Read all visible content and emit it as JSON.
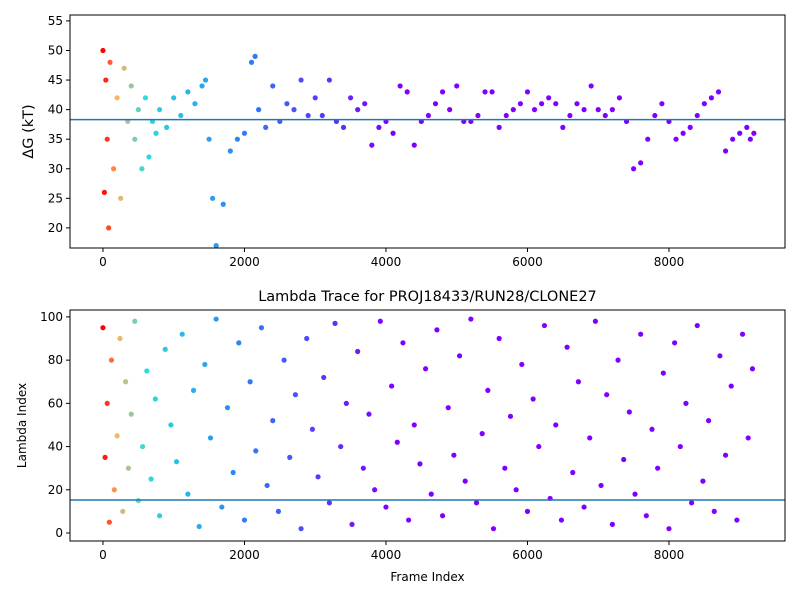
{
  "chart_data": [
    {
      "type": "scatter",
      "ylabel": "ΔG (kT)",
      "xlim": [
        -466,
        9640
      ],
      "ylim": [
        16.6,
        56
      ],
      "xticks": [
        0,
        2000,
        4000,
        6000,
        8000
      ],
      "yticks": [
        20,
        25,
        30,
        35,
        40,
        45,
        50,
        55
      ],
      "hline": 38.3,
      "hline_color": "#1f77b4",
      "colormap": {
        "x": [
          0,
          200,
          600,
          2000,
          4000
        ],
        "colors": [
          "#ff0000",
          "#ffb360",
          "#2adddd",
          "#2c7ef7",
          "#8000ff"
        ]
      },
      "x": [
        0,
        20,
        40,
        60,
        80,
        100,
        150,
        200,
        250,
        300,
        350,
        400,
        450,
        500,
        550,
        600,
        650,
        700,
        750,
        800,
        900,
        1000,
        1100,
        1200,
        1300,
        1400,
        1450,
        1500,
        1550,
        1600,
        1700,
        1800,
        1900,
        2000,
        2100,
        2150,
        2200,
        2300,
        2400,
        2500,
        2600,
        2700,
        2800,
        2900,
        3000,
        3100,
        3200,
        3300,
        3400,
        3500,
        3600,
        3700,
        3800,
        3900,
        4000,
        4100,
        4200,
        4300,
        4400,
        4500,
        4600,
        4700,
        4800,
        4900,
        5000,
        5100,
        5200,
        5300,
        5400,
        5500,
        5600,
        5700,
        5800,
        5900,
        6000,
        6100,
        6200,
        6300,
        6400,
        6500,
        6600,
        6700,
        6800,
        6900,
        7000,
        7100,
        7200,
        7300,
        7400,
        7500,
        7600,
        7700,
        7800,
        7900,
        8000,
        8100,
        8200,
        8300,
        8400,
        8500,
        8600,
        8700,
        8800,
        8900,
        9000,
        9100,
        9150,
        9200
      ],
      "values": [
        50,
        26,
        45,
        35,
        20,
        48,
        30,
        42,
        25,
        47,
        38,
        44,
        35,
        40,
        30,
        42,
        32,
        38,
        36,
        40,
        37,
        42,
        39,
        43,
        41,
        44,
        45,
        35,
        25,
        17,
        24,
        33,
        35,
        36,
        48,
        49,
        40,
        37,
        44,
        38,
        41,
        40,
        45,
        39,
        42,
        39,
        45,
        38,
        37,
        42,
        40,
        41,
        34,
        37,
        38,
        36,
        44,
        43,
        34,
        38,
        39,
        41,
        43,
        40,
        44,
        38,
        38,
        39,
        43,
        43,
        37,
        39,
        40,
        41,
        43,
        40,
        41,
        42,
        41,
        37,
        39,
        41,
        40,
        44,
        40,
        39,
        40,
        42,
        38,
        30,
        31,
        35,
        39,
        41,
        38,
        35,
        36,
        37,
        39,
        41,
        42,
        43,
        33,
        35,
        36,
        37,
        35,
        36
      ]
    },
    {
      "type": "scatter",
      "title": "Lambda Trace for PROJ18433/RUN28/CLONE27",
      "xlabel": "Frame Index",
      "ylabel": "Lambda Index",
      "xlim": [
        -466,
        9640
      ],
      "ylim": [
        -3.7,
        103.2
      ],
      "xticks": [
        0,
        2000,
        4000,
        6000,
        8000
      ],
      "yticks": [
        0,
        20,
        40,
        60,
        80,
        100
      ],
      "hline": 15.3,
      "hline_color": "#1f77b4",
      "colormap": {
        "x": [
          0,
          200,
          600,
          2000,
          4000
        ],
        "colors": [
          "#ff0000",
          "#ffb360",
          "#2adddd",
          "#2c7ef7",
          "#8000ff"
        ]
      },
      "x": [
        0,
        30,
        60,
        90,
        120,
        160,
        200,
        240,
        280,
        320,
        360,
        400,
        450,
        500,
        560,
        620,
        680,
        740,
        800,
        880,
        960,
        1040,
        1120,
        1200,
        1280,
        1360,
        1440,
        1520,
        1600,
        1680,
        1760,
        1840,
        1920,
        2000,
        2080,
        2160,
        2240,
        2320,
        2400,
        2480,
        2560,
        2640,
        2720,
        2800,
        2880,
        2960,
        3040,
        3120,
        3200,
        3280,
        3360,
        3440,
        3520,
        3600,
        3680,
        3760,
        3840,
        3920,
        4000,
        4080,
        4160,
        4240,
        4320,
        4400,
        4480,
        4560,
        4640,
        4720,
        4800,
        4880,
        4960,
        5040,
        5120,
        5200,
        5280,
        5360,
        5440,
        5520,
        5600,
        5680,
        5760,
        5840,
        5920,
        6000,
        6080,
        6160,
        6240,
        6320,
        6400,
        6480,
        6560,
        6640,
        6720,
        6800,
        6880,
        6960,
        7040,
        7120,
        7200,
        7280,
        7360,
        7440,
        7520,
        7600,
        7680,
        7760,
        7840,
        7920,
        8000,
        8080,
        8160,
        8240,
        8320,
        8400,
        8480,
        8560,
        8640,
        8720,
        8800,
        8880,
        8960,
        9040,
        9120,
        9180
      ],
      "values": [
        95,
        35,
        60,
        5,
        80,
        20,
        45,
        90,
        10,
        70,
        30,
        55,
        98,
        15,
        40,
        75,
        25,
        62,
        8,
        85,
        50,
        33,
        92,
        18,
        66,
        3,
        78,
        44,
        99,
        12,
        58,
        28,
        88,
        6,
        70,
        38,
        95,
        22,
        52,
        10,
        80,
        35,
        64,
        2,
        90,
        48,
        26,
        72,
        14,
        97,
        40,
        60,
        4,
        84,
        30,
        55,
        20,
        98,
        12,
        68,
        42,
        88,
        6,
        50,
        32,
        76,
        18,
        94,
        8,
        58,
        36,
        82,
        24,
        99,
        14,
        46,
        66,
        2,
        90,
        30,
        54,
        20,
        78,
        10,
        62,
        40,
        96,
        16,
        50,
        6,
        86,
        28,
        70,
        12,
        44,
        98,
        22,
        64,
        4,
        80,
        34,
        56,
        18,
        92,
        8,
        48,
        30,
        74,
        2,
        88,
        40,
        60,
        14,
        96,
        24,
        52,
        10,
        82,
        36,
        68,
        6,
        92,
        44,
        76
      ]
    }
  ]
}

--

Transcribe the whole listing exactly. Pictures stay out of your copy.

**Reply to the exercise:**
Read all visible content and emit it as JSON.
{
  "chart_data": [
    {
      "type": "scatter",
      "ylabel": "ΔG (kT)",
      "xlim": [
        -466,
        9640
      ],
      "ylim": [
        16.6,
        56
      ],
      "xticks": [
        0,
        2000,
        4000,
        6000,
        8000
      ],
      "yticks": [
        20,
        25,
        30,
        35,
        40,
        45,
        50,
        55
      ],
      "hline": 38.3,
      "hline_color": "#1f77b4",
      "colormap": {
        "x": [
          0,
          200,
          600,
          2000,
          4000
        ],
        "colors": [
          "#ff0000",
          "#ffb360",
          "#2adddd",
          "#2c7ef7",
          "#8000ff"
        ]
      },
      "x": [
        0,
        20,
        40,
        60,
        80,
        100,
        150,
        200,
        250,
        300,
        350,
        400,
        450,
        500,
        550,
        600,
        650,
        700,
        750,
        800,
        900,
        1000,
        1100,
        1200,
        1300,
        1400,
        1450,
        1500,
        1550,
        1600,
        1700,
        1800,
        1900,
        2000,
        2100,
        2150,
        2200,
        2300,
        2400,
        2500,
        2600,
        2700,
        2800,
        2900,
        3000,
        3100,
        3200,
        3300,
        3400,
        3500,
        3600,
        3700,
        3800,
        3900,
        4000,
        4100,
        4200,
        4300,
        4400,
        4500,
        4600,
        4700,
        4800,
        4900,
        5000,
        5100,
        5200,
        5300,
        5400,
        5500,
        5600,
        5700,
        5800,
        5900,
        6000,
        6100,
        6200,
        6300,
        6400,
        6500,
        6600,
        6700,
        6800,
        6900,
        7000,
        7100,
        7200,
        7300,
        7400,
        7500,
        7600,
        7700,
        7800,
        7900,
        8000,
        8100,
        8200,
        8300,
        8400,
        8500,
        8600,
        8700,
        8800,
        8900,
        9000,
        9100,
        9150,
        9200
      ],
      "values": [
        50,
        26,
        45,
        35,
        20,
        48,
        30,
        42,
        25,
        47,
        38,
        44,
        35,
        40,
        30,
        42,
        32,
        38,
        36,
        40,
        37,
        42,
        39,
        43,
        41,
        44,
        45,
        35,
        25,
        17,
        24,
        33,
        35,
        36,
        48,
        49,
        40,
        37,
        44,
        38,
        41,
        40,
        45,
        39,
        42,
        39,
        45,
        38,
        37,
        42,
        40,
        41,
        34,
        37,
        38,
        36,
        44,
        43,
        34,
        38,
        39,
        41,
        43,
        40,
        44,
        38,
        38,
        39,
        43,
        43,
        37,
        39,
        40,
        41,
        43,
        40,
        41,
        42,
        41,
        37,
        39,
        41,
        40,
        44,
        40,
        39,
        40,
        42,
        38,
        30,
        31,
        35,
        39,
        41,
        38,
        35,
        36,
        37,
        39,
        41,
        42,
        43,
        33,
        35,
        36,
        37,
        35,
        36
      ]
    },
    {
      "type": "scatter",
      "title": "Lambda Trace for PROJ18433/RUN28/CLONE27",
      "xlabel": "Frame Index",
      "ylabel": "Lambda Index",
      "xlim": [
        -466,
        9640
      ],
      "ylim": [
        -3.7,
        103.2
      ],
      "xticks": [
        0,
        2000,
        4000,
        6000,
        8000
      ],
      "yticks": [
        0,
        20,
        40,
        60,
        80,
        100
      ],
      "hline": 15.3,
      "hline_color": "#1f77b4",
      "colormap": {
        "x": [
          0,
          200,
          600,
          2000,
          4000
        ],
        "colors": [
          "#ff0000",
          "#ffb360",
          "#2adddd",
          "#2c7ef7",
          "#8000ff"
        ]
      },
      "x": [
        0,
        30,
        60,
        90,
        120,
        160,
        200,
        240,
        280,
        320,
        360,
        400,
        450,
        500,
        560,
        620,
        680,
        740,
        800,
        880,
        960,
        1040,
        1120,
        1200,
        1280,
        1360,
        1440,
        1520,
        1600,
        1680,
        1760,
        1840,
        1920,
        2000,
        2080,
        2160,
        2240,
        2320,
        2400,
        2480,
        2560,
        2640,
        2720,
        2800,
        2880,
        2960,
        3040,
        3120,
        3200,
        3280,
        3360,
        3440,
        3520,
        3600,
        3680,
        3760,
        3840,
        3920,
        4000,
        4080,
        4160,
        4240,
        4320,
        4400,
        4480,
        4560,
        4640,
        4720,
        4800,
        4880,
        4960,
        5040,
        5120,
        5200,
        5280,
        5360,
        5440,
        5520,
        5600,
        5680,
        5760,
        5840,
        5920,
        6000,
        6080,
        6160,
        6240,
        6320,
        6400,
        6480,
        6560,
        6640,
        6720,
        6800,
        6880,
        6960,
        7040,
        7120,
        7200,
        7280,
        7360,
        7440,
        7520,
        7600,
        7680,
        7760,
        7840,
        7920,
        8000,
        8080,
        8160,
        8240,
        8320,
        8400,
        8480,
        8560,
        8640,
        8720,
        8800,
        8880,
        8960,
        9040,
        9120,
        9180
      ],
      "values": [
        95,
        35,
        60,
        5,
        80,
        20,
        45,
        90,
        10,
        70,
        30,
        55,
        98,
        15,
        40,
        75,
        25,
        62,
        8,
        85,
        50,
        33,
        92,
        18,
        66,
        3,
        78,
        44,
        99,
        12,
        58,
        28,
        88,
        6,
        70,
        38,
        95,
        22,
        52,
        10,
        80,
        35,
        64,
        2,
        90,
        48,
        26,
        72,
        14,
        97,
        40,
        60,
        4,
        84,
        30,
        55,
        20,
        98,
        12,
        68,
        42,
        88,
        6,
        50,
        32,
        76,
        18,
        94,
        8,
        58,
        36,
        82,
        24,
        99,
        14,
        46,
        66,
        2,
        90,
        30,
        54,
        20,
        78,
        10,
        62,
        40,
        96,
        16,
        50,
        6,
        86,
        28,
        70,
        12,
        44,
        98,
        22,
        64,
        4,
        80,
        34,
        56,
        18,
        92,
        8,
        48,
        30,
        74,
        2,
        88,
        40,
        60,
        14,
        96,
        24,
        52,
        10,
        82,
        36,
        68,
        6,
        92,
        44,
        76
      ]
    }
  ]
}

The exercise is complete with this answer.